(Dataset items)
|---|

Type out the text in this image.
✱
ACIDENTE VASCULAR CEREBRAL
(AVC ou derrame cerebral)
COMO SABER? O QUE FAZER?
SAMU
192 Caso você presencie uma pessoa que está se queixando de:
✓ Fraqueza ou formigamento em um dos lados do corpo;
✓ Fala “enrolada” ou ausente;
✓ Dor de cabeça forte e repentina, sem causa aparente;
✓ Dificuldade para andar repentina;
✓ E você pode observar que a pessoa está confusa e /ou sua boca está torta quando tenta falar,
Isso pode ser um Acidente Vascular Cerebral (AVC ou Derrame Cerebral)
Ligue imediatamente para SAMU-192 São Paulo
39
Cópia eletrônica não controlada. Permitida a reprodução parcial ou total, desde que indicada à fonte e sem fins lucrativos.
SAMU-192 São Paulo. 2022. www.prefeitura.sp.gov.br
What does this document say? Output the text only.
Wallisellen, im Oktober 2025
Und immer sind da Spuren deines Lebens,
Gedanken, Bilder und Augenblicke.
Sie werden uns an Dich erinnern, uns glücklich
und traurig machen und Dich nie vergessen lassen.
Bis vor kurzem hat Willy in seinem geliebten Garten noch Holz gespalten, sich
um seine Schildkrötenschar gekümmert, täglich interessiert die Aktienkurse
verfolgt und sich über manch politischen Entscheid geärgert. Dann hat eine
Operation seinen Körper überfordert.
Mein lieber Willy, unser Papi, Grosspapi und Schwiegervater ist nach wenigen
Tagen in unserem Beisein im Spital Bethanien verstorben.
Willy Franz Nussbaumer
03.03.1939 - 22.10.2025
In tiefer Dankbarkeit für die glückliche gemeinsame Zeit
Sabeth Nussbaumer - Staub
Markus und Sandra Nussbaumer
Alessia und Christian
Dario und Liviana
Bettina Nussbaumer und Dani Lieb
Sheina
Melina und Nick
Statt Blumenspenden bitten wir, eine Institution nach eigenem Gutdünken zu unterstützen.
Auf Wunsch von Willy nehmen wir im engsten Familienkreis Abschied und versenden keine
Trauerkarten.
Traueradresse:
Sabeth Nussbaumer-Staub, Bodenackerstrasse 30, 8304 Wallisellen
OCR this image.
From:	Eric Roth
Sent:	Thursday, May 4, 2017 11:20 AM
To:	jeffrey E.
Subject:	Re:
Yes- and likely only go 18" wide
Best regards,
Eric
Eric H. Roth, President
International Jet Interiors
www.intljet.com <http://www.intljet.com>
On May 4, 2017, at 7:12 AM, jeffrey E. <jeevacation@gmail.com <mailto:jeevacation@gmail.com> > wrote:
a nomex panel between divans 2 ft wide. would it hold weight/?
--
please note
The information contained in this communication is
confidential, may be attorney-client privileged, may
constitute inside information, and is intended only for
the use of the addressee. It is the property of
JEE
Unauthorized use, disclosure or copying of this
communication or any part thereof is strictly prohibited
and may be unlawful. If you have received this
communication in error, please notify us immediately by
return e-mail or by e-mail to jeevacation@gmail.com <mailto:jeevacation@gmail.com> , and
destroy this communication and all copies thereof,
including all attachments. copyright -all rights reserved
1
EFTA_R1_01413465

|---|

● Stated problem:
Restate all of the entries above precisely.

● Answer for this exercise:
Type out the text in this image.
✱
ACIDENTE VASCULAR CEREBRAL
(AVC ou derrame cerebral)
COMO SABER? O QUE FAZER?
SAMU
192 Caso você presencie uma pessoa que está se queixando de:
✓ Fraqueza ou formigamento em um dos lados do corpo;
✓ Fala “enrolada” ou ausente;
✓ Dor de cabeça forte e repentina, sem causa aparente;
✓ Dificuldade para andar repentina;
✓ E você pode observar que a pessoa está confusa e /ou sua boca está torta quando tenta falar,
Isso pode ser um Acidente Vascular Cerebral (AVC ou Derrame Cerebral)
Ligue imediatamente para SAMU-192 São Paulo
39
Cópia eletrônica não controlada. Permitida a reprodução parcial ou total, desde que indicada à fonte e sem fins lucrativos.
SAMU-192 São Paulo. 2022. www.prefeitura.sp.gov.br
What does this document say? Output the text only.
Wallisellen, im Oktober 2025
Und immer sind da Spuren deines Lebens,
Gedanken, Bilder und Augenblicke.
Sie werden uns an Dich erinnern, uns glücklich
und traurig machen und Dich nie vergessen lassen.
Bis vor kurzem hat Willy in seinem geliebten Garten noch Holz gespalten, sich
um seine Schildkrötenschar gekümmert, täglich interessiert die Aktienkurse
verfolgt und sich über manch politischen Entscheid geärgert. Dann hat eine
Operation seinen Körper überfordert.
Mein lieber Willy, unser Papi, Grosspapi und Schwiegervater ist nach wenigen
Tagen in unserem Beisein im Spital Bethanien verstorben.
Willy Franz Nussbaumer
03.03.1939 - 22.10.2025
In tiefer Dankbarkeit für die glückliche gemeinsame Zeit
Sabeth Nussbaumer - Staub
Markus und Sandra Nussbaumer
Alessia und Christian
Dario und Liviana
Bettina Nussbaumer und Dani Lieb
Sheina
Melina und Nick
Statt Blumenspenden bitten wir, eine Institution nach eigenem Gutdünken zu unterstützen.
Auf Wunsch von Willy nehmen wir im engsten Familienkreis Abschied und versenden keine
Trauerkarten.
Traueradresse:
Sabeth Nussbaumer-Staub, Bodenackerstrasse 30, 8304 Wallisellen
OCR this image.
From:	Eric Roth
Sent:	Thursday, May 4, 2017 11:20 AM
To:	jeffrey E.
Subject:	Re:
Yes- and likely only go 18" wide
Best regards,
Eric
Eric H. Roth, President
International Jet Interiors
www.intljet.com <http://www.intljet.com>
On May 4, 2017, at 7:12 AM, jeffrey E. <jeevacation@gmail.com <mailto:jeevacation@gmail.com> > wrote:
a nomex panel between divans 2 ft wide. would it hold weight/?
--
please note
The information contained in this communication is
confidential, may be attorney-client privileged, may
constitute inside information, and is intended only for
the use of the addressee. It is the property of
JEE
Unauthorized use, disclosure or copying of this
communication or any part thereof is strictly prohibited
and may be unlawful. If you have received this
communication in error, please notify us immediately by
return e-mail or by e-mail to jeevacation@gmail.com <mailto:jeevacation@gmail.com> , and
destroy this communication and all copies thereof,
including all attachments. copyright -all rights reserved
1
EFTA_R1_01413465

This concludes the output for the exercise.